Dataset items:

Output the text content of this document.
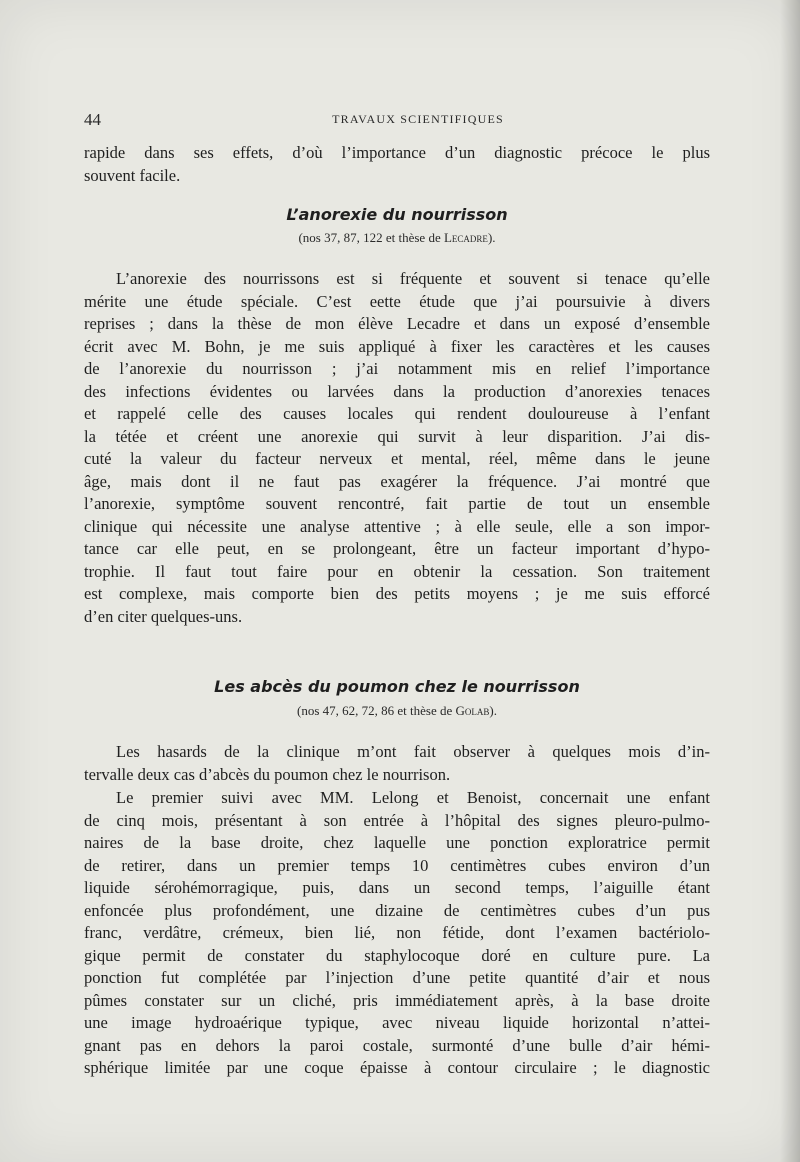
44	TRAVAUX SCIENTIFIQUES
rapide dans ses effets, d’où l’importance d’un diagnostic précoce le plus
souvent facile.
L’anorexie du nourrisson
(nos 37, 87, 122 et thèse de Lecadre).
L’anorexie des nourrissons est si fréquente et souvent si tenace qu’elle
mérite une étude spéciale. C’est eette étude que j’ai poursuivie à divers
reprises ; dans la thèse de mon élève Lecadre et dans un exposé d’ensemble
écrit avec M. Bohn, je me suis appliqué à fixer les caractères et les causes
de l’anorexie du nourrisson ; j’ai notamment mis en relief l’importance
des infections évidentes ou larvées dans la production d’anorexies tenaces
et rappelé celle des causes locales qui rendent douloureuse à l’enfant
la tétée et créent une anorexie qui survit à leur disparition. J’ai dis-
cuté la valeur du facteur nerveux et mental, réel, même dans le jeune
âge, mais dont il ne faut pas exagérer la fréquence. J’ai montré que
l’anorexie, symptôme souvent rencontré, fait partie de tout un ensemble
clinique qui nécessite une analyse attentive ; à elle seule, elle a son impor-
tance car elle peut, en se prolongeant, être un facteur important d’hypo-
trophie. Il faut tout faire pour en obtenir la cessation. Son traitement
est complexe, mais comporte bien des petits moyens ; je me suis efforcé
d’en citer quelques-uns.
Les abcès du poumon chez le nourrisson
(nos 47, 62, 72, 86 et thèse de Golab).
Les hasards de la clinique m’ont fait observer à quelques mois d’in-
tervalle deux cas d’abcès du poumon chez le nourrison.
Le premier suivi avec MM. Lelong et Benoist, concernait une enfant
de cinq mois, présentant à son entrée à l’hôpital des signes pleuro-pulmo-
naires de la base droite, chez laquelle une ponction exploratrice permit
de retirer, dans un premier temps 10 centimètres cubes environ d’un
liquide sérohémorragique, puis, dans un second temps, l’aiguille étant
enfoncée plus profondément, une dizaine de centimètres cubes d’un pus
franc, verdâtre, crémeux, bien lié, non fétide, dont l’examen bactériolo-
gique permit de constater du staphylocoque doré en culture pure. La
ponction fut complétée par l’injection d’une petite quantité d’air et nous
pûmes constater sur un cliché, pris immédiatement après, à la base droite
une image hydroaérique typique, avec niveau liquide horizontal n’attei-
gnant pas en dehors la paroi costale, surmonté d’une bulle d’air hémi-
sphérique limitée par une coque épaisse à contour circulaire ; le diagnostic
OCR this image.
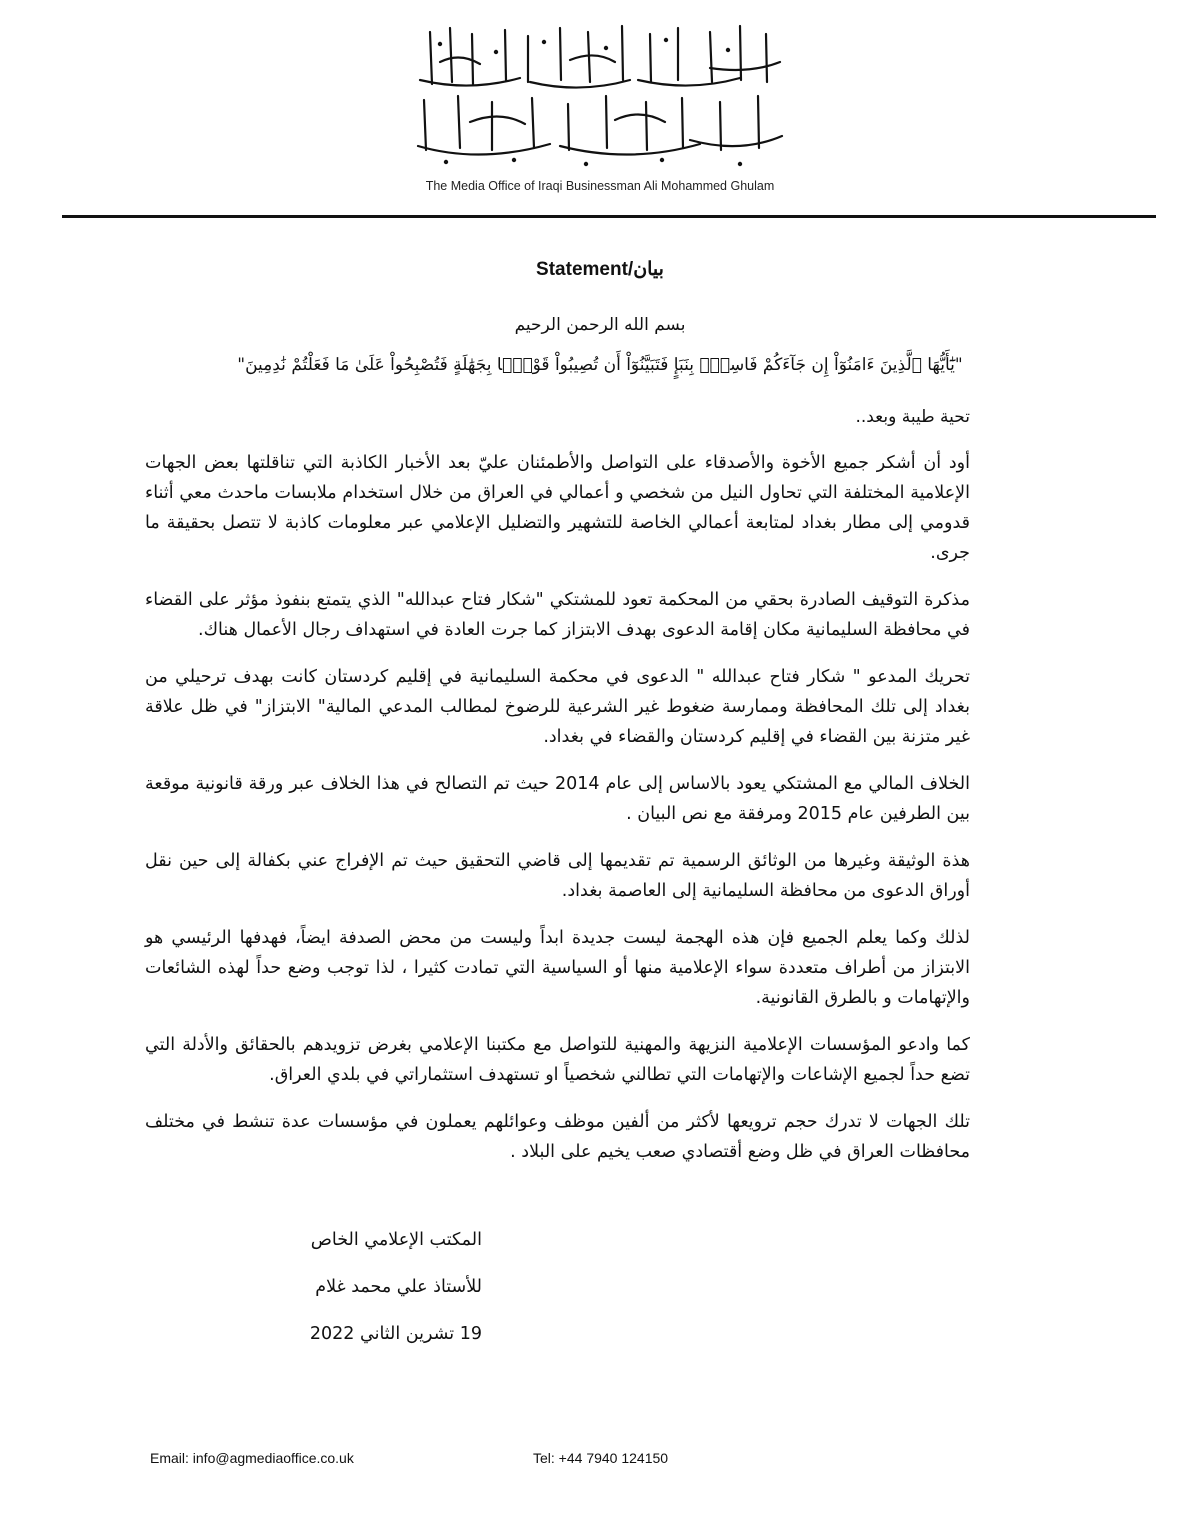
The Media Office of Iraqi Businessman Ali Mohammed Ghulam
Statement/بيان
بسم الله الرحمن الرحيم
"يَٰٓأَيُّهَا ٱلَّذِينَ ءَامَنُوٓاْ إِن جَآءَكُمْ فَاسِقٌۢ بِنَبَإٍ فَتَبَيَّنُوٓاْ أَن تُصِيبُواْ قَوْمًۢا بِجَهَٰلَةٍ فَتُصْبِحُواْ عَلَىٰ مَا فَعَلْتُمْ نَٰدِمِينَ"
تحية طيبة وبعد..

أود أن أشكر جميع الأخوة والأصدقاء على التواصل والأطمئنان عليّ بعد الأخبار الكاذبة التي تناقلتها بعض الجهات الإعلامية المختلفة التي تحاول النيل من شخصي و أعمالي في العراق من خلال استخدام ملابسات ماحدث معي أثناء قدومي إلى مطار بغداد لمتابعة أعمالي الخاصة للتشهير والتضليل الإعلامي عبر معلومات كاذبة لا تتصل بحقيقة ما جرى.

مذكرة التوقيف الصادرة بحقي من المحكمة تعود للمشتكي "شكار فتاح عبدالله" الذي يتمتع بنفوذ مؤثر على القضاء في محافظة السليمانية مكان إقامة الدعوى بهدف الابتزاز كما جرت العادة في استهداف رجال الأعمال هناك.

تحريك المدعو " شكار فتاح عبدالله " الدعوى في محكمة السليمانية في إقليم كردستان كانت بهدف ترحيلي من بغداد إلى تلك المحافظة وممارسة ضغوط غير الشرعية للرضوخ لمطالب المدعي المالية" الابتزاز" في ظل علاقة غير متزنة بين القضاء في إقليم كردستان والقضاء في بغداد.

الخلاف المالي مع المشتكي يعود بالاساس إلى عام 2014 حيث تم التصالح في هذا الخلاف عبر ورقة قانونية موقعة بين الطرفين عام 2015 ومرفقة مع نص البيان .

هذة الوثيقة وغيرها من الوثائق الرسمية تم تقديمها إلى قاضي التحقيق حيث تم الإفراج عني بكفالة إلى حين نقل أوراق الدعوى من محافظة السليمانية إلى العاصمة بغداد.

لذلك وكما يعلم الجميع فإن هذه الهجمة ليست جديدة ابداً وليست من محض الصدفة ايضاً، فهدفها الرئيسي هو الابتزاز من أطراف متعددة سواء الإعلامية منها أو السياسية التي تمادت كثيرا ، لذا توجب وضع حداً لهذه الشائعات والإتهامات و بالطرق القانونية.

كما وادعو المؤسسات الإعلامية النزيهة والمهنية للتواصل مع مكتبنا الإعلامي بغرض تزويدهم بالحقائق والأدلة التي تضع حداً لجميع الإشاعات والإتهامات التي تطالني شخصياً او تستهدف استثماراتي في بلدي العراق.

تلك الجهات لا تدرك حجم ترويعها لأكثر من ألفين موظف وعوائلهم يعملون في مؤسسات عدة تنشط في مختلف محافظات العراق في ظل وضع أقتصادي صعب يخيم على البلاد .

المكتب الإعلامي الخاص
للأستاذ علي محمد غلام
19 تشرين الثاني 2022
Email: info@agmediaoffice.co.uk	Tel: +44 7940 124150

[Aim]
Copy each line above that contains the word "importance".

[Solution to this task]
rapide dans ses effets, d’où l’importance d’un diagnostic précoce le plus
de l’anorexie du nourrisson ; j’ai notamment mis en relief l’importance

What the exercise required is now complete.